• Schriftliche Aufgabe A
Gib jede Zeile der Auflistung zurück, in der das Wort „room“ vorkommt. Groß- und Kleinschreibung ist zu beachten.

• Seitenauszug
Geislingen

War Familienstreit Auslöser für die Binsdorfer Bluttat? Gutachter hält Angeklagten für schuldfähig

15.10.2019

Von Rosalinde Conzelmann

War Familienstreit Auslöser für die Binsdorfer Bluttat? Gutachter hält Angeklagten für schuldfähig

© Rosalinde Conzelmann

Auch am dritten Prozesstag wurde die Öffentlichkeit bei der Befragung des Angeklagten ausgeschlossen.

Am dritten Prozesstag im Binsdorfer Mordprozess haben die Kinder und seine ehemalige Lebensgefährtin den Angeklagten als guten Vater und fürsorglichen Partner beschrieben. Die rechtsmedizinische Gutachterin bestätigte den Mordvorwurf. Der Messerstich war die Ursache, die letztendlich fortwirkte bis zum Tod.

Es war ein anstrengender Verhandlungstag für alle Prozessbeteiligten, an dem die Notärztin, der Leiter des Pflegeheims, in dem das Opfer drei Monate nach dem Messerangriff verstorben ist, die ehemalige Lebensgefährtin des Angeklagten, seine beiden Kinder sowie der psychiatrische und rechtsmedizinische Gutachter gehört wurden.

Zudem wurde der Angeklagte erneut nichtöffentlich befragt.

„Warum hat er das getan?“

Die Notärztin, die am 24. März um 8.08 Uhr alarmiert wurde, leistete die Erstversorgung des 80-jährigen Opfers, bis der Hubschrauber eintraf.

„Warum hat er das getan“, habe die lebensgefährlich verletzte Frau gesagt, berichtete die Zeugin. Und, dass sie nicht mehr leben wolle.

Zustand verschlechterte sich

Nach ihrem Krankenhausaufenthalt war das Opfer ab dem 4. Juni in einem Pflegeheim untergebracht. Dessen Leiter schilderte, wie rapide sich der Gesundheitszustand der von den Folgen der Messerattacke gezeichneten Frau verschlechterte.

Sie sei sehr schwach gewesen, habe weder stehen noch laufen können und die Nahrung verweigert. Gemeinsam mit der Tochter habe man sich darauf geeinigt, diese Verweigerung zu akzeptieren und sie nicht zu zwingen, zu essen und zu trinken.

Ihre Tochter und die beiden Enkel seien bei ihr gewesen, als sie am 26. Juni verstorben ist.

Ein zweigeteiltes Bild

Fürsorglich, liebevoll, aber auch wankelmütig, überfordert und betrübt – mit diesen Worten beschrieben die ehemalige Lebenspartnerin und die beiden Kinder den Angeklagten.

Seine ehemalige Partnerin bezeichnete ihn als einsamen Wolf, der unter den Streitigkeiten mit seiner Schwester gelitten habe. Das Paar, das eine fünfjährige Fernbeziehung führte, trennte sich nur kurze Zeit vor der Tat einvernehmlich.

Streit über Betreuung der Mutter

Ihr Partner sei überfordert gewesen mit sich und seinen überzogenen Ansprüchen an sich selbst. „Er wollte immer erfolgreich sein und hat es dann nicht hingekriegt“, meinte sie.

• Schriftliche Aufgabe B
Beantworte anhand des Artikels über den Binsdorfer Mordprozess:
(i) Um welche Uhrzeit wurde die Notärztin am 24. März alarmiert?
(ii) Ab welchem Datum war das Opfer in einem Pflegeheim untergebracht?
(iii) Wie lange dauerte die Fernbeziehung zwischen dem Angeklagten und seiner ehemaligen Partnerin?

• Bereitgestellte Angaben
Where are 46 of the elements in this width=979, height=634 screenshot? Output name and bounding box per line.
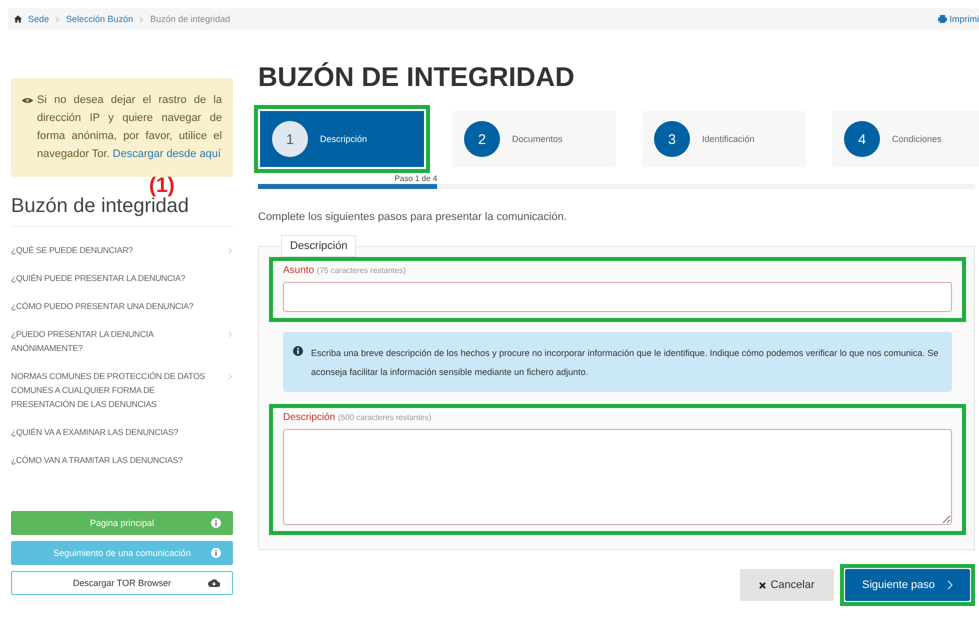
breadcrumb-link[interactable]: Selección Buzón <box>66 14 134 24</box>
subject-input[interactable] <box>283 282 952 312</box>
notice-text: Si no desea dejar el rastro de la dirección IP y quiere navegar de forma anónima, por favor, utilice el navegador Tor. Descargar desde aquí <box>37 93 222 162</box>
download-link[interactable]: Descargar desde aquí <box>112 148 221 160</box>
field-label: Descripción <box>283 412 336 423</box>
home-icon[interactable] <box>14 15 22 23</box>
breadcrumb-link[interactable]: Sede <box>28 14 50 24</box>
chevron-icon <box>228 331 233 338</box>
sidebar-menu-item[interactable]: ¿QUIÉN VA A EXAMINAR LAS DENUNCIAS? <box>11 425 233 439</box>
sidebar-menu-item[interactable]: ¿PUEDO PRESENTAR LA DENUNCIA ANÓNIMAMENTE? <box>11 327 233 355</box>
chevron-icon <box>228 373 233 380</box>
info-icon <box>211 518 221 528</box>
cloud-download-icon <box>208 578 220 588</box>
description-textarea[interactable] <box>283 429 952 525</box>
eye-icon <box>22 97 33 104</box>
step-tab[interactable]: 4 Condiciones <box>832 111 979 167</box>
field-hint: (75 caracteres restantes) <box>316 266 406 275</box>
sidebar-menu-item[interactable]: ¿CÓMO VAN A TRAMITAR LAS DENUNCIAS? <box>11 453 233 467</box>
info-icon <box>211 548 221 558</box>
info-text: Escriba una breve descripción de los hechos y procure no incorporar información que le identifique. Indique cómo podemos verificar lo que nos comunica. Se aconseja facilitar la información sensible mediante un fichero adjunto. <box>311 347 940 379</box>
cancel-button[interactable]: Cancelar <box>740 569 834 601</box>
separator-icon <box>55 16 60 22</box>
chevron-icon <box>228 247 233 254</box>
info-icon <box>293 346 303 356</box>
page-title: BUZÓN DE INTEGRIDAD <box>258 62 576 93</box>
field-label: Asunto <box>283 265 314 276</box>
close-icon <box>759 582 766 588</box>
fieldset-legend: Descripción <box>281 235 356 257</box>
annotation-label: (1) <box>149 174 175 198</box>
step-tab[interactable]: 2 Documentos <box>452 111 616 167</box>
field-hint: (500 caracteres restantes) <box>338 413 432 422</box>
sidebar-button[interactable]: Descargar TOR Browser <box>11 571 233 595</box>
chevron-icon <box>946 580 953 590</box>
print-link[interactable]: Imprimi <box>938 14 979 24</box>
sidebar-menu-item[interactable]: NORMAS COMUNES DE PROTECCIÓN DE DATOS COMUNES A CUALQUIER FORMA DE PRESENTACIÓN DE LAS DENUNCIAS <box>11 369 233 411</box>
sidebar-menu-item[interactable]: ¿QUIÉN PUEDE PRESENTAR LA DENUNCIA? <box>11 271 233 285</box>
intro-text: Complete los siguientes pasos para presentar la comunicación. <box>258 211 568 223</box>
breadcrumb-current: Buzón de integridad <box>150 14 230 24</box>
sidebar-menu-item[interactable]: ¿QUÉ SE PUEDE DENUNCIAR? <box>11 243 233 257</box>
sidebar-menu-item[interactable]: ¿CÓMO PUEDO PRESENTAR UNA DENUNCIA? <box>11 299 233 313</box>
next-step-button[interactable]: Siguiente paso <box>845 569 970 601</box>
step-tab[interactable]: 1 Descripción <box>260 111 424 167</box>
progress-label: Paso 1 de 4 <box>394 174 438 183</box>
sidebar-title: Buzón de integridad <box>11 195 233 227</box>
separator-icon <box>139 16 144 22</box>
step-tab[interactable]: 3 Identificación <box>642 111 806 167</box>
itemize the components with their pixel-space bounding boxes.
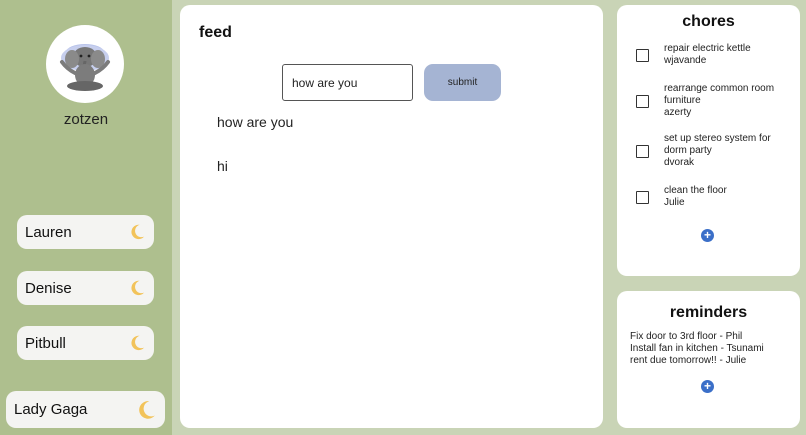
- member-card-lauren[interactable]: Lauren: [17, 215, 154, 249]
- moon-icon: [135, 399, 157, 421]
- chore-item: clean the floor Julie: [636, 185, 796, 209]
- chore-item: set up stereo system for dorm party dvor…: [636, 133, 796, 169]
- member-card-pitbull[interactable]: Pitbull: [17, 326, 154, 360]
- chore-assignee: dvorak: [664, 157, 695, 168]
- moon-icon: [128, 223, 146, 241]
- reminder-item: Fix door to 3rd floor - Phil: [630, 331, 743, 342]
- chore-task: repair electric kettle: [664, 43, 751, 54]
- chore-task: clean the floor: [664, 185, 727, 196]
- add-chore-button[interactable]: +: [701, 229, 714, 242]
- feed-panel: feed submit how are you hi: [180, 5, 603, 428]
- chore-assignee: Julie: [664, 197, 685, 208]
- chore-item: repair electric kettle wjavande: [636, 43, 796, 67]
- reminder-item: rent due tomorrow!! - Julie: [630, 355, 747, 366]
- member-name: Denise: [25, 279, 72, 297]
- chore-assignee: wjavande: [664, 55, 707, 66]
- chore-checkbox[interactable]: [636, 190, 649, 204]
- reminders-panel: reminders Fix door to 3rd floor - Phil I…: [617, 291, 800, 428]
- moon-icon: [128, 334, 146, 352]
- chore-checkbox[interactable]: [636, 144, 649, 158]
- sidebar: zotzen Lauren Denise Pitbull Lady Gaga: [0, 0, 172, 435]
- member-name: Lady Gaga: [14, 401, 88, 418]
- add-reminder-button[interactable]: +: [701, 380, 714, 393]
- feed-message: hi: [217, 158, 228, 174]
- chore-task: rearrange common room furniture: [664, 83, 775, 106]
- submit-button[interactable]: submit: [424, 64, 501, 101]
- reminder-list: Fix door to 3rd floor - Phil Install fan…: [630, 331, 764, 367]
- chore-assignee: azerty: [664, 107, 692, 118]
- avatar[interactable]: [46, 25, 124, 103]
- reminders-title: reminders: [669, 304, 748, 321]
- chore-task: set up stereo system for dorm party: [664, 133, 771, 156]
- reminder-item: Install fan in kitchen - Tsunami: [630, 343, 764, 354]
- elephant-icon: [60, 44, 110, 91]
- username: zotzen: [63, 111, 109, 128]
- feed-title: feed: [199, 24, 232, 41]
- chore-checkbox[interactable]: [636, 48, 649, 62]
- feed-message: how are you: [217, 114, 294, 130]
- chores-title: chores: [682, 13, 735, 30]
- member-name: Pitbull: [25, 334, 66, 352]
- member-name: Lauren: [25, 223, 72, 241]
- feed-message-input[interactable]: [282, 64, 413, 101]
- member-card-lady-gaga[interactable]: Lady Gaga: [6, 391, 165, 428]
- chores-panel: chores repair electric kettle wjavande r…: [617, 5, 800, 276]
- member-card-denise[interactable]: Denise: [17, 271, 154, 305]
- moon-icon: [128, 279, 146, 297]
- chore-item: rearrange common room furniture azerty: [636, 83, 796, 119]
- chore-checkbox[interactable]: [636, 94, 649, 108]
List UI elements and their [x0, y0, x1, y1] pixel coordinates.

• Aufgabenergebnis A
- chore-task: rearrange common room furniture: [664, 83, 775, 106]
- chore-item: rearrange common room furniture azerty: [636, 83, 796, 119]

• Aufgabenergebnis B
(i) Um 8.08 Uhr.
(ii) Ab dem 4. Juni.
(iii) Fünf Jahre.